All of the entries need to be written out again, exactly as they are.

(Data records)
________________________
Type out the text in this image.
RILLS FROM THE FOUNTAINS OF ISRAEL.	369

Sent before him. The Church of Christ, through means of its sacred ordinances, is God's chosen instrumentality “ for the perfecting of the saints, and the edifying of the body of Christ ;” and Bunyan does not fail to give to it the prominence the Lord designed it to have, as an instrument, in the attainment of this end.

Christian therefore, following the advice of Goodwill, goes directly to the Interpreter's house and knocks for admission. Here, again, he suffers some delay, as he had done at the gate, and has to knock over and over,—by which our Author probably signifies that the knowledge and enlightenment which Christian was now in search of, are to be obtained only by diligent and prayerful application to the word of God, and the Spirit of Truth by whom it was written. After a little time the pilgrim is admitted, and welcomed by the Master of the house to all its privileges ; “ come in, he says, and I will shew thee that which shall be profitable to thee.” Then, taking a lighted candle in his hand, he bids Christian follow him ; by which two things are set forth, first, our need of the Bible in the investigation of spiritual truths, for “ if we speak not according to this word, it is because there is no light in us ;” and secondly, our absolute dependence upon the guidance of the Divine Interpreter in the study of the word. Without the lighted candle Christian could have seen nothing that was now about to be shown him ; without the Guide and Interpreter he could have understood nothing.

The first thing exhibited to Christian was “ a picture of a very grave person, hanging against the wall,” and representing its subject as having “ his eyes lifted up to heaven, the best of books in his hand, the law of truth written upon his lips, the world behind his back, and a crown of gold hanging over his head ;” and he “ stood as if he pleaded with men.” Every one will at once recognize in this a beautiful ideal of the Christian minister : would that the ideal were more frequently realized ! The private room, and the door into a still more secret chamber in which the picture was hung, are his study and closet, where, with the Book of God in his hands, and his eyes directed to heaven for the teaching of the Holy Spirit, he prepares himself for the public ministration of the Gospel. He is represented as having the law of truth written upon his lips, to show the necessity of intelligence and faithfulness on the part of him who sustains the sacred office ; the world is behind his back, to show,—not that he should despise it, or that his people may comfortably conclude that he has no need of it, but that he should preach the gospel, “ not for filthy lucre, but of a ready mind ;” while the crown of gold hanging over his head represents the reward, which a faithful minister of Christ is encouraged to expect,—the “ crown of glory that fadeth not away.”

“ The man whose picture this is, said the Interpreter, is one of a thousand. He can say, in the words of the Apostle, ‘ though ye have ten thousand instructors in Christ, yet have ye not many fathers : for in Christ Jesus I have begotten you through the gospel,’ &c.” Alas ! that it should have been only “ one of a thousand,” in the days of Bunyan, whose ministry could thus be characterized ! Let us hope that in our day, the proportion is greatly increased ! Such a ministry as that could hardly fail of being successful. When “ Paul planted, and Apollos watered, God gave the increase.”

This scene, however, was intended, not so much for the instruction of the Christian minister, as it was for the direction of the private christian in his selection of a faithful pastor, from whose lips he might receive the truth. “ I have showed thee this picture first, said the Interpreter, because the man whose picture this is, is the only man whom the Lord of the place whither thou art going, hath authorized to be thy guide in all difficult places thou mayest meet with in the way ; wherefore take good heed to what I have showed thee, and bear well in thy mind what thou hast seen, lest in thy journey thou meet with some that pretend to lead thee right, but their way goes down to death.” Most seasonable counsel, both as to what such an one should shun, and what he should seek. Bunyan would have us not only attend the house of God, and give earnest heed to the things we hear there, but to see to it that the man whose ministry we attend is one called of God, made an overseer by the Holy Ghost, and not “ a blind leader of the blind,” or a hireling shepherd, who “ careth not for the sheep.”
________________________
● **SOLUTION TO THIS PROBLEM**
Type out the text in this image.
RILLS FROM THE FOUNTAINS OF ISRAEL.	369

Sent before him. The Church of Christ, through means of its sacred ordinances, is God's chosen instrumentality “ for the perfecting of the saints, and the edifying of the body of Christ ;” and Bunyan does not fail to give to it the prominence the Lord designed it to have, as an instrument, in the attainment of this end.

Christian therefore, following the advice of Goodwill, goes directly to the Interpreter's house and knocks for admission. Here, again, he suffers some delay, as he had done at the gate, and has to knock over and over,—by which our Author probably signifies that the knowledge and enlightenment which Christian was now in search of, are to be obtained only by diligent and prayerful application to the word of God, and the Spirit of Truth by whom it was written. After a little time the pilgrim is admitted, and welcomed by the Master of the house to all its privileges ; “ come in, he says, and I will shew thee that which shall be profitable to thee.” Then, taking a lighted candle in his hand, he bids Christian follow him ; by which two things are set forth, first, our need of the Bible in the investigation of spiritual truths, for “ if we speak not according to this word, it is because there is no light in us ;” and secondly, our absolute dependence upon the guidance of the Divine Interpreter in the study of the word. Without the lighted candle Christian could have seen nothing that was now about to be shown him ; without the Guide and Interpreter he could have understood nothing.

The first thing exhibited to Christian was “ a picture of a very grave person, hanging against the wall,” and representing its subject as having “ his eyes lifted up to heaven, the best of books in his hand, the law of truth written upon his lips, the world behind his back, and a crown of gold hanging over his head ;” and he “ stood as if he pleaded with men.” Every one will at once recognize in this a beautiful ideal of the Christian minister : would that the ideal were more frequently realized ! The private room, and the door into a still more secret chamber in which the picture was hung, are his study and closet, where, with the Book of God in his hands, and his eyes directed to heaven for the teaching of the Holy Spirit, he prepares himself for the public ministration of the Gospel. He is represented as having the law of truth written upon his lips, to show the necessity of intelligence and faithfulness on the part of him who sustains the sacred office ; the world is behind his back, to show,—not that he should despise it, or that his people may comfortably conclude that he has no need of it, but that he should preach the gospel, “ not for filthy lucre, but of a ready mind ;” while the crown of gold hanging over his head represents the reward, which a faithful minister of Christ is encouraged to expect,—the “ crown of glory that fadeth not away.”

“ The man whose picture this is, said the Interpreter, is one of a thousand. He can say, in the words of the Apostle, ‘ though ye have ten thousand instructors in Christ, yet have ye not many fathers : for in Christ Jesus I have begotten you through the gospel,’ &c.” Alas ! that it should have been only “ one of a thousand,” in the days of Bunyan, whose ministry could thus be characterized ! Let us hope that in our day, the proportion is greatly increased ! Such a ministry as that could hardly fail of being successful. When “ Paul planted, and Apollos watered, God gave the increase.”

This scene, however, was intended, not so much for the instruction of the Christian minister, as it was for the direction of the private christian in his selection of a faithful pastor, from whose lips he might receive the truth. “ I have showed thee this picture first, said the Interpreter, because the man whose picture this is, is the only man whom the Lord of the place whither thou art going, hath authorized to be thy guide in all difficult places thou mayest meet with in the way ; wherefore take good heed to what I have showed thee, and bear well in thy mind what thou hast seen, lest in thy journey thou meet with some that pretend to lead thee right, but their way goes down to death.” Most seasonable counsel, both as to what such an one should shun, and what he should seek. Bunyan would have us not only attend the house of God, and give earnest heed to the things we hear there, but to see to it that the man whose ministry we attend is one called of God, made an overseer by the Holy Ghost, and not “ a blind leader of the blind,” or a hireling shepherd, who “ careth not for the sheep.”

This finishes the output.